- Stated exercise:
Out of the lines below, please list those that hold the string "PETROBRAS".
[begin Input rows]
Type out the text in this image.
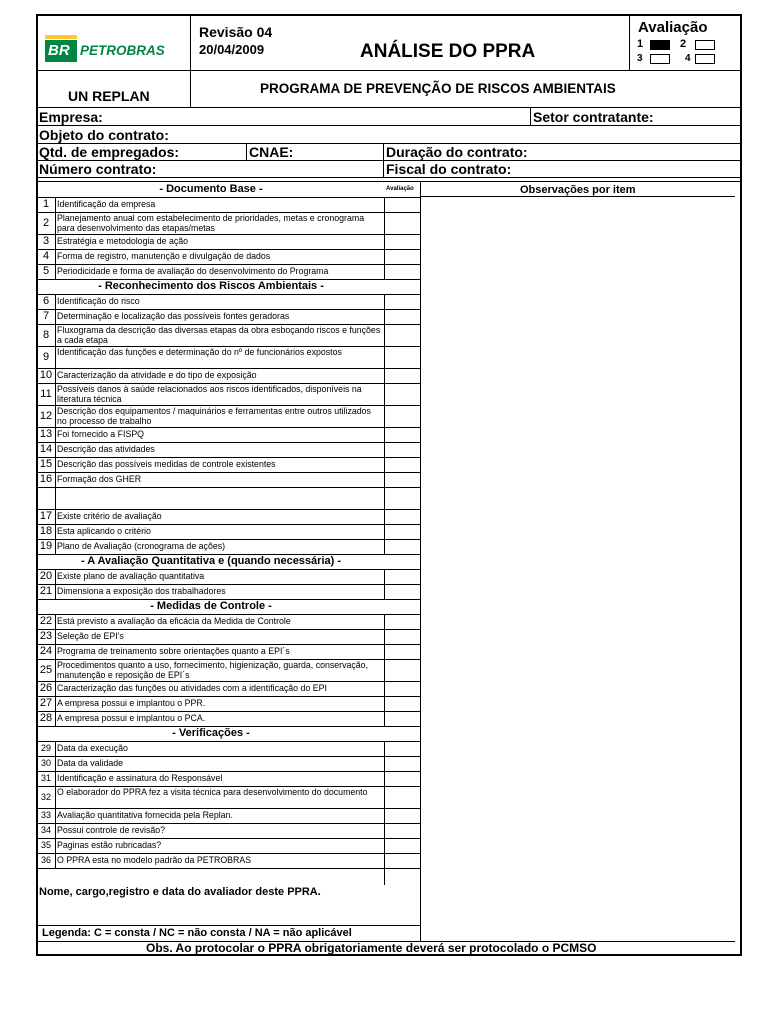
BR PETROBRAS
Revisão 04
20/04/2009	ANÁLISE DO PPRA
Avaliação
1	2
3	4
UN REPLAN	PROGRAMA DE PREVENÇÃO DE RISCOS AMBIENTAIS
Empresa:	Setor contratante:
Objeto do contrato:
Qtd. de empregados:	CNAE:	Duração do contrato:
Número contrato:	Fiscal do contrato:
Observações por item
- Documento Base -	Avaliação
1 Identificação da empresa
2 Planejamento anual com estabelecimento de prioridades, metas e cronograma para desenvolvimento das etapas/metas
3 Estratégia e metodologia de ação
4 Forma de registro, manutenção e divulgação de dados
5 Periodicidade e forma de avaliação do desenvolvimento do Programa
- Reconhecimento dos Riscos Ambientais -
6 Identificação do risco
7 Determinação e localização das possíveis fontes geradoras
8 Fluxograma da descrição das diversas etapas da obra esboçando riscos e funções a cada etapa
9 Identificação das funções e determinação do nº de funcionários expostos
10 Caracterização da atividade e do tipo de exposição
11 Possíveis danos à saúde relacionados aos riscos identificados, disponíveis na literatura técnica
12 Descrição dos equipamentos / maquinários e ferramentas entre outros utilizados no processo de trabalho
13 Foi fornecido a FISPQ
14 Descrição das atividades
15 Descrição das possíveis medidas de controle existentes
16 Formação dos GHER
17 Existe critério de avaliação
18 Esta aplicando o critério
19 Plano de Avaliação (cronograma de ações)
- A Avaliação Quantitativa e (quando necessária) -
20 Existe plano de avaliação quantitativa
21 Dimensiona a exposição dos trabalhadores
- Medidas de Controle -
22 Está previsto a avaliação da eficácia da Medida de Controle
23 Seleção de EPI's
24 Programa de treinamento sobre orientações quanto a EPI´s
25 Procedimentos quanto a uso, fornecimento, higienização, guarda, conservação, manutenção e reposição de EPI´s
26 Caracterização das funções ou atividades com a identificação do EPI
27 A empresa possui e implantou o PPR.
28 A empresa possui e implantou o PCA.
- Verificações -
29 Data da execução
30 Data da validade
31 Identificação e assinatura do Responsável
32 O elaborador do PPRA fez a visita técnica para desenvolvimento do documento
33 Avaliação quantitativa fornecida pela Replan.
34 Possui controle de revisão?
35 Paginas estão rubricadas?
36 O PPRA esta no modelo padrão da PETROBRAS
Nome, cargo,registro e data do avaliador deste PPRA.
Legenda: C = consta / NC = não consta / NA = não aplicável
Obs. Ao protocolar o PPRA obrigatoriamente deverá ser protocolado o PCMSO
[end Input rows]
- Correct response:
BR PETROBRAS
36 O PPRA esta no modelo padrão da PETROBRAS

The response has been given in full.